(Lines of data)
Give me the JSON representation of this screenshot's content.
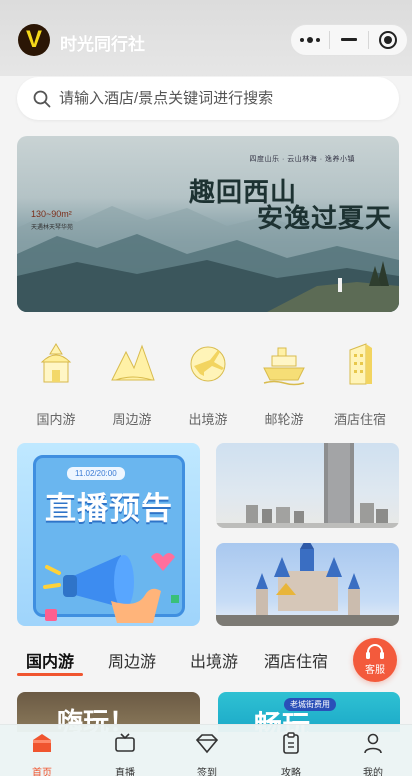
{
  "header": {
    "logo_letter": "V",
    "app_title": "时光同行社",
    "capsule": {
      "more_icon": "more-dots-icon",
      "minimize_icon": "minimize-icon",
      "close_icon": "target-close-icon"
    }
  },
  "search": {
    "placeholder": "请输入酒店/景点关键词进行搜索",
    "icon": "search-icon"
  },
  "banner": {
    "tag": "四度山乐 · 云山林海 · 逸养小镇",
    "headline_line1": "趣回西山",
    "headline_line2": "安逸过夏天",
    "area": "130~90m²",
    "area_sub": "天遇林天琴华苑"
  },
  "categories": [
    {
      "label": "国内游",
      "icon": "temple-icon"
    },
    {
      "label": "周边游",
      "icon": "mountain-icon"
    },
    {
      "label": "出境游",
      "icon": "plane-globe-icon"
    },
    {
      "label": "邮轮游",
      "icon": "cruise-ship-icon"
    },
    {
      "label": "酒店住宿",
      "icon": "hotel-building-icon"
    }
  ],
  "promo": {
    "live_time": "11.02/20:00",
    "live_title": "直播预告"
  },
  "tabs": [
    {
      "label": "国内游",
      "active": true
    },
    {
      "label": "周边游",
      "active": false
    },
    {
      "label": "出境游",
      "active": false
    },
    {
      "label": "酒店住宿",
      "active": false
    }
  ],
  "service": {
    "label": "客服",
    "icon": "headset-icon"
  },
  "cards_bottom": {
    "left_title": "嗨玩！",
    "right_pill": "老城街费用",
    "right_title": "畅玩"
  },
  "bottom_nav": [
    {
      "label": "首页",
      "icon": "home-icon",
      "active": true
    },
    {
      "label": "直播",
      "icon": "tv-icon",
      "active": false
    },
    {
      "label": "签到",
      "icon": "diamond-icon",
      "active": false
    },
    {
      "label": "攻略",
      "icon": "clipboard-icon",
      "active": false
    },
    {
      "label": "我的",
      "icon": "person-icon",
      "active": false
    }
  ],
  "colors": {
    "accent": "#f0552f",
    "logo_bg": "#2b1605",
    "logo_fg": "#f6d91a"
  }
}
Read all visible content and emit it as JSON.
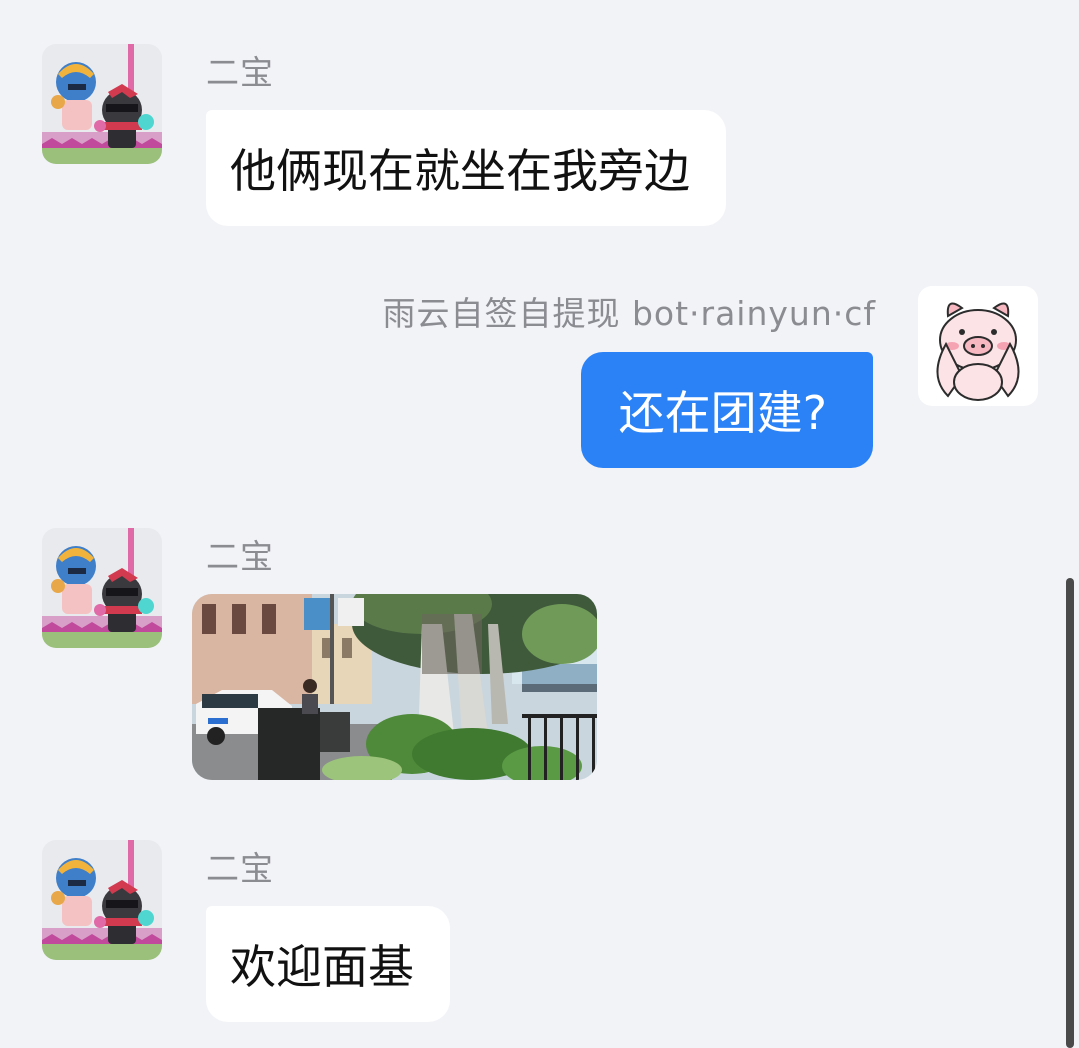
{
  "messages": [
    {
      "sender": "二宝",
      "type": "text",
      "text": "他俩现在就坐在我旁边",
      "direction": "in"
    },
    {
      "sender": "雨云自签自提现 bot·rainyun·cf",
      "type": "text",
      "text": "还在团建?",
      "direction": "out"
    },
    {
      "sender": "二宝",
      "type": "image",
      "description": "street-photo",
      "direction": "in"
    },
    {
      "sender": "二宝",
      "type": "text",
      "text": "欢迎面基",
      "direction": "in"
    }
  ],
  "colors": {
    "background": "#f2f3f7",
    "incoming_bubble": "#ffffff",
    "outgoing_bubble": "#2a82f6",
    "name_text": "#8b8b92"
  },
  "icons": {
    "incoming_avatar": "knight-game-characters-avatar",
    "outgoing_avatar": "pink-pig-avatar"
  }
}
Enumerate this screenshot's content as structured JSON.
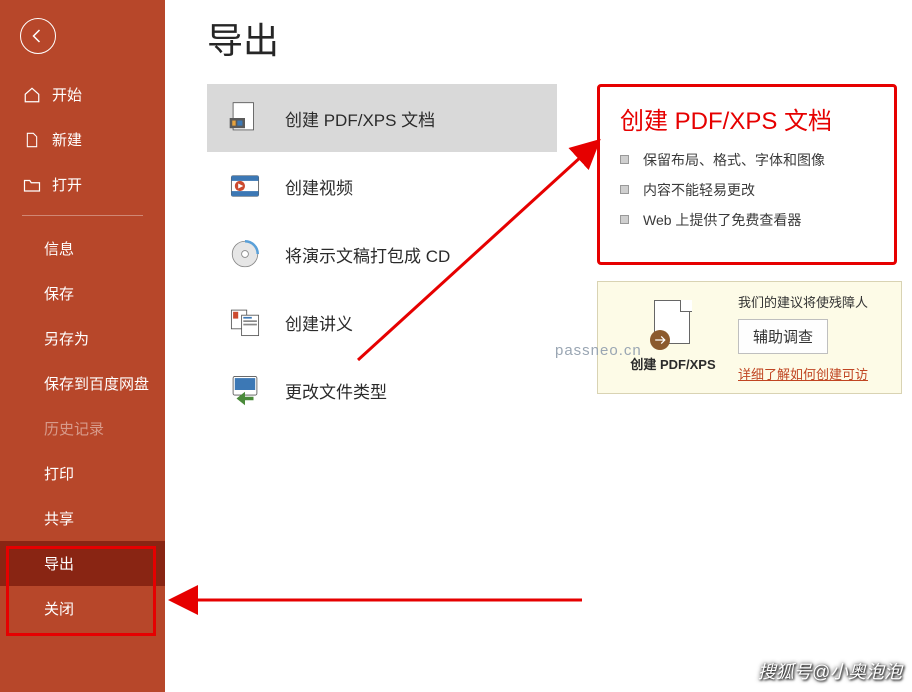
{
  "sidebar": {
    "items": [
      {
        "label": "开始"
      },
      {
        "label": "新建"
      },
      {
        "label": "打开"
      },
      {
        "label": "信息"
      },
      {
        "label": "保存"
      },
      {
        "label": "另存为"
      },
      {
        "label": "保存到百度网盘"
      },
      {
        "label": "历史记录"
      },
      {
        "label": "打印"
      },
      {
        "label": "共享"
      },
      {
        "label": "导出"
      },
      {
        "label": "关闭"
      }
    ]
  },
  "main": {
    "title": "导出",
    "export_options": [
      {
        "label": "创建 PDF/XPS 文档"
      },
      {
        "label": "创建视频"
      },
      {
        "label": "将演示文稿打包成 CD"
      },
      {
        "label": "创建讲义"
      },
      {
        "label": "更改文件类型"
      }
    ]
  },
  "panel": {
    "title": "创建 PDF/XPS 文档",
    "bullets": [
      "保留布局、格式、字体和图像",
      "内容不能轻易更改",
      "Web 上提供了免费查看器"
    ],
    "create_caption": "创建 PDF/XPS",
    "sub_text": "我们的建议将使残障人",
    "help_button": "辅助调查",
    "link": "详细了解如何创建可访"
  },
  "watermarks": {
    "w1": "passneo.cn",
    "w2": "搜狐号@小奥泡泡"
  }
}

▸ Requirement: Copy every line of the records above that contains "avatar".

▸ Complete answer:
    "incoming_avatar": "knight-game-characters-avatar",
    "outgoing_avatar": "pink-pig-avatar"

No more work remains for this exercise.